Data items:
• • •

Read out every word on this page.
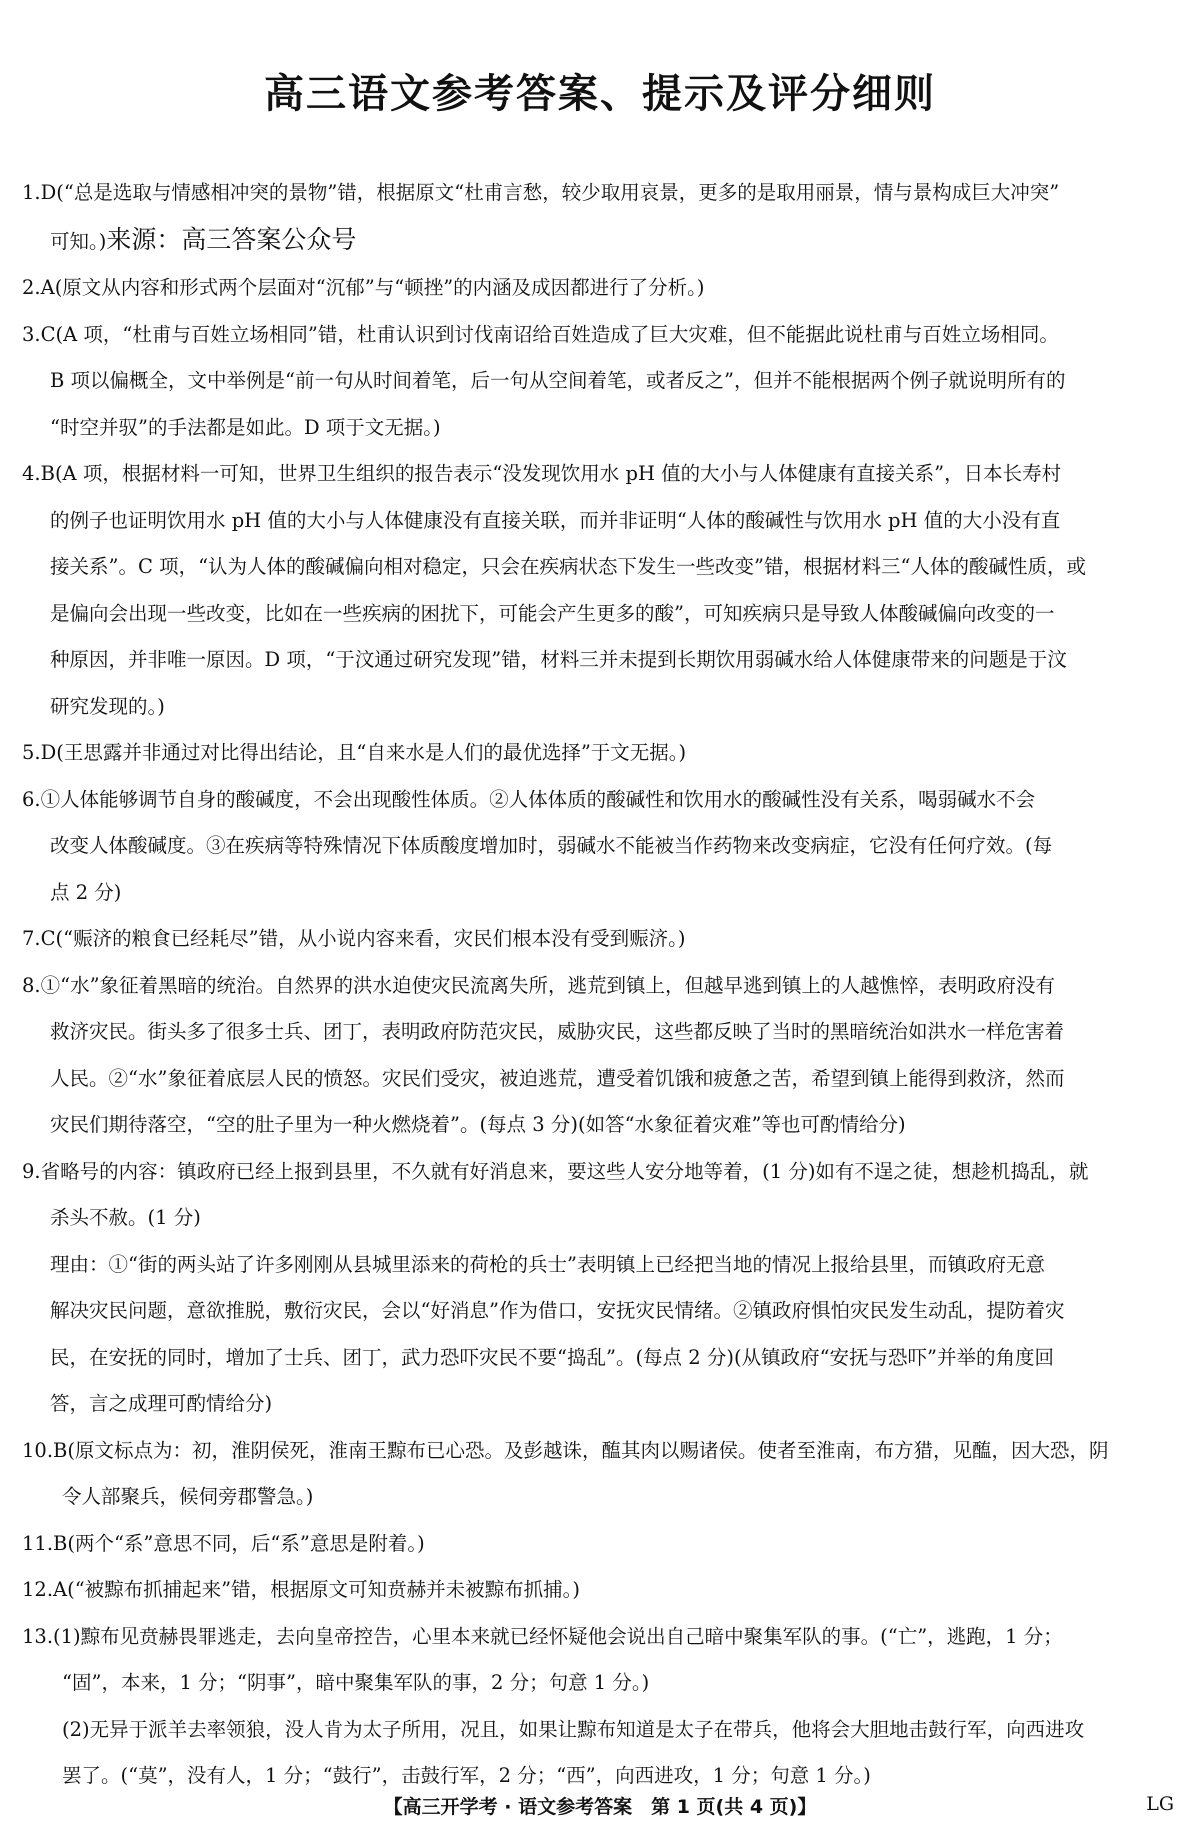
高三语文参考答案、提示及评分细则
1.D(“总是选取与情感相冲突的景物”错，根据原文“杜甫言愁，较少取用哀景，更多的是取用丽景，情与景构成巨大冲突”
可知。)来源：高三答案公众号
2.A(原文从内容和形式两个层面对“沉郁”与“顿挫”的内涵及成因都进行了分析。)
3.C(A 项，“杜甫与百姓立场相同”错，杜甫认识到讨伐南诏给百姓造成了巨大灾难，但不能据此说杜甫与百姓立场相同。
B 项以偏概全，文中举例是“前一句从时间着笔，后一句从空间着笔，或者反之”，但并不能根据两个例子就说明所有的
“时空并驭”的手法都是如此。D 项于文无据。)
4.B(A 项，根据材料一可知，世界卫生组织的报告表示“没发现饮用水 pH 值的大小与人体健康有直接关系”，日本长寿村
的例子也证明饮用水 pH 值的大小与人体健康没有直接关联，而并非证明“人体的酸碱性与饮用水 pH 值的大小没有直
接关系”。C 项，“认为人体的酸碱偏向相对稳定，只会在疾病状态下发生一些改变”错，根据材料三“人体的酸碱性质，或
是偏向会出现一些改变，比如在一些疾病的困扰下，可能会产生更多的酸”，可知疾病只是导致人体酸碱偏向改变的一
种原因，并非唯一原因。D 项，“于汶通过研究发现”错，材料三并未提到长期饮用弱碱水给人体健康带来的问题是于汶
研究发现的。)
5.D(王思露并非通过对比得出结论，且“自来水是人们的最优选择”于文无据。)
6.①人体能够调节自身的酸碱度，不会出现酸性体质。②人体体质的酸碱性和饮用水的酸碱性没有关系，喝弱碱水不会
改变人体酸碱度。③在疾病等特殊情况下体质酸度增加时，弱碱水不能被当作药物来改变病症，它没有任何疗效。(每
点 2 分)
7.C(“赈济的粮食已经耗尽”错，从小说内容来看，灾民们根本没有受到赈济。)
8.①“水”象征着黑暗的统治。自然界的洪水迫使灾民流离失所，逃荒到镇上，但越早逃到镇上的人越憔悴，表明政府没有
救济灾民。街头多了很多士兵、团丁，表明政府防范灾民，威胁灾民，这些都反映了当时的黑暗统治如洪水一样危害着
人民。②“水”象征着底层人民的愤怒。灾民们受灾，被迫逃荒，遭受着饥饿和疲惫之苦，希望到镇上能得到救济，然而
灾民们期待落空，“空的肚子里为一种火燃烧着”。(每点 3 分)(如答“水象征着灾难”等也可酌情给分)
9.省略号的内容：镇政府已经上报到县里，不久就有好消息来，要这些人安分地等着，(1 分)如有不逞之徒，想趁机捣乱，就
杀头不赦。(1 分)
理由：①“街的两头站了许多刚刚从县城里添来的荷枪的兵士”表明镇上已经把当地的情况上报给县里，而镇政府无意
解决灾民问题，意欲推脱，敷衍灾民，会以“好消息”作为借口，安抚灾民情绪。②镇政府惧怕灾民发生动乱，提防着灾
民，在安抚的同时，增加了士兵、团丁，武力恐吓灾民不要“捣乱”。(每点 2 分)(从镇政府“安抚与恐吓”并举的角度回
答，言之成理可酌情给分)
10.B(原文标点为：初，淮阴侯死，淮南王黥布已心恐。及彭越诛，醢其肉以赐诸侯。使者至淮南，布方猎，见醢，因大恐，阴
令人部聚兵，候伺旁郡警急。)
11.B(两个“系”意思不同，后“系”意思是附着。)
12.A(“被黥布抓捕起来”错，根据原文可知贲赫并未被黥布抓捕。)
13.(1)黥布见贲赫畏罪逃走，去向皇帝控告，心里本来就已经怀疑他会说出自己暗中聚集军队的事。(“亡”，逃跑，1 分；
“固”，本来，1 分；“阴事”，暗中聚集军队的事，2 分；句意 1 分。)
(2)无异于派羊去率领狼，没人肯为太子所用，况且，如果让黥布知道是太子在带兵，他将会大胆地击鼓行军，向西进攻
罢了。(“莫”，没有人，1 分；“鼓行”，击鼓行军，2 分；“西”，向西进攻，1 分；句意 1 分。)
【高三开学考 · 语文参考答案　第 1 页(共 4 页)】	LG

• • •

What this task involves:
Return the listing above word for word, with the pictures removed.

Solved problem:
Read out every word on this page.
高三语文参考答案、提示及评分细则
1.D(“总是选取与情感相冲突的景物”错，根据原文“杜甫言愁，较少取用哀景，更多的是取用丽景，情与景构成巨大冲突”
可知。)来源：高三答案公众号
2.A(原文从内容和形式两个层面对“沉郁”与“顿挫”的内涵及成因都进行了分析。)
3.C(A 项，“杜甫与百姓立场相同”错，杜甫认识到讨伐南诏给百姓造成了巨大灾难，但不能据此说杜甫与百姓立场相同。
B 项以偏概全，文中举例是“前一句从时间着笔，后一句从空间着笔，或者反之”，但并不能根据两个例子就说明所有的
“时空并驭”的手法都是如此。D 项于文无据。)
4.B(A 项，根据材料一可知，世界卫生组织的报告表示“没发现饮用水 pH 值的大小与人体健康有直接关系”，日本长寿村
的例子也证明饮用水 pH 值的大小与人体健康没有直接关联，而并非证明“人体的酸碱性与饮用水 pH 值的大小没有直
接关系”。C 项，“认为人体的酸碱偏向相对稳定，只会在疾病状态下发生一些改变”错，根据材料三“人体的酸碱性质，或
是偏向会出现一些改变，比如在一些疾病的困扰下，可能会产生更多的酸”，可知疾病只是导致人体酸碱偏向改变的一
种原因，并非唯一原因。D 项，“于汶通过研究发现”错，材料三并未提到长期饮用弱碱水给人体健康带来的问题是于汶
研究发现的。)
5.D(王思露并非通过对比得出结论，且“自来水是人们的最优选择”于文无据。)
6.①人体能够调节自身的酸碱度，不会出现酸性体质。②人体体质的酸碱性和饮用水的酸碱性没有关系，喝弱碱水不会
改变人体酸碱度。③在疾病等特殊情况下体质酸度增加时，弱碱水不能被当作药物来改变病症，它没有任何疗效。(每
点 2 分)
7.C(“赈济的粮食已经耗尽”错，从小说内容来看，灾民们根本没有受到赈济。)
8.①“水”象征着黑暗的统治。自然界的洪水迫使灾民流离失所，逃荒到镇上，但越早逃到镇上的人越憔悴，表明政府没有
救济灾民。街头多了很多士兵、团丁，表明政府防范灾民，威胁灾民，这些都反映了当时的黑暗统治如洪水一样危害着
人民。②“水”象征着底层人民的愤怒。灾民们受灾，被迫逃荒，遭受着饥饿和疲惫之苦，希望到镇上能得到救济，然而
灾民们期待落空，“空的肚子里为一种火燃烧着”。(每点 3 分)(如答“水象征着灾难”等也可酌情给分)
9.省略号的内容：镇政府已经上报到县里，不久就有好消息来，要这些人安分地等着，(1 分)如有不逞之徒，想趁机捣乱，就
杀头不赦。(1 分)
理由：①“街的两头站了许多刚刚从县城里添来的荷枪的兵士”表明镇上已经把当地的情况上报给县里，而镇政府无意
解决灾民问题，意欲推脱，敷衍灾民，会以“好消息”作为借口，安抚灾民情绪。②镇政府惧怕灾民发生动乱，提防着灾
民，在安抚的同时，增加了士兵、团丁，武力恐吓灾民不要“捣乱”。(每点 2 分)(从镇政府“安抚与恐吓”并举的角度回
答，言之成理可酌情给分)
10.B(原文标点为：初，淮阴侯死，淮南王黥布已心恐。及彭越诛，醢其肉以赐诸侯。使者至淮南，布方猎，见醢，因大恐，阴
令人部聚兵，候伺旁郡警急。)
11.B(两个“系”意思不同，后“系”意思是附着。)
12.A(“被黥布抓捕起来”错，根据原文可知贲赫并未被黥布抓捕。)
13.(1)黥布见贲赫畏罪逃走，去向皇帝控告，心里本来就已经怀疑他会说出自己暗中聚集军队的事。(“亡”，逃跑，1 分；
“固”，本来，1 分；“阴事”，暗中聚集军队的事，2 分；句意 1 分。)
(2)无异于派羊去率领狼，没人肯为太子所用，况且，如果让黥布知道是太子在带兵，他将会大胆地击鼓行军，向西进攻
罢了。(“莫”，没有人，1 分；“鼓行”，击鼓行军，2 分；“西”，向西进攻，1 分；句意 1 分。)
【高三开学考 · 语文参考答案　第 1 页(共 4 页)】	LG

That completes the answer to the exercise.